Work to complete:
Please copy all the lines that follow, word for word.

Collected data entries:
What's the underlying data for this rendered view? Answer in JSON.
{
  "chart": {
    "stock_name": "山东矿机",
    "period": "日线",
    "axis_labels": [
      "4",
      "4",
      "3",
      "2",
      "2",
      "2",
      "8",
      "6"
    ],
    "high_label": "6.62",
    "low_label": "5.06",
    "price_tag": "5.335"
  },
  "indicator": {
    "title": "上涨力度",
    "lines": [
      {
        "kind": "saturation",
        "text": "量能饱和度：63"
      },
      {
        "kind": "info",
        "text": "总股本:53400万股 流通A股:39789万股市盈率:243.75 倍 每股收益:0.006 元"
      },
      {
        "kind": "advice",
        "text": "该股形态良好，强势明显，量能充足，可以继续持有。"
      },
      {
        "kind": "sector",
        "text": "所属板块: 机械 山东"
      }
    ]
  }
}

Task result:
What's the underlying data for this rendered view? Answer in JSON.
{
  "chart": {
    "stock_name": "山东矿机",
    "period": "日线",
    "axis_labels": [
      "4",
      "4",
      "3",
      "2",
      "2",
      "2",
      "8",
      "6"
    ],
    "high_label": "6.62",
    "low_label": "5.06",
    "price_tag": "5.335"
  },
  "indicator": {
    "title": "上涨力度",
    "lines": [
      {
        "kind": "saturation",
        "text": "量能饱和度：63"
      },
      {
        "kind": "info",
        "text": "总股本:53400万股 流通A股:39789万股市盈率:243.75 倍 每股收益:0.006 元"
      },
      {
        "kind": "advice",
        "text": "该股形态良好，强势明显，量能充足，可以继续持有。"
      },
      {
        "kind": "sector",
        "text": "所属板块: 机械 山东"
      }
    ]
  }
}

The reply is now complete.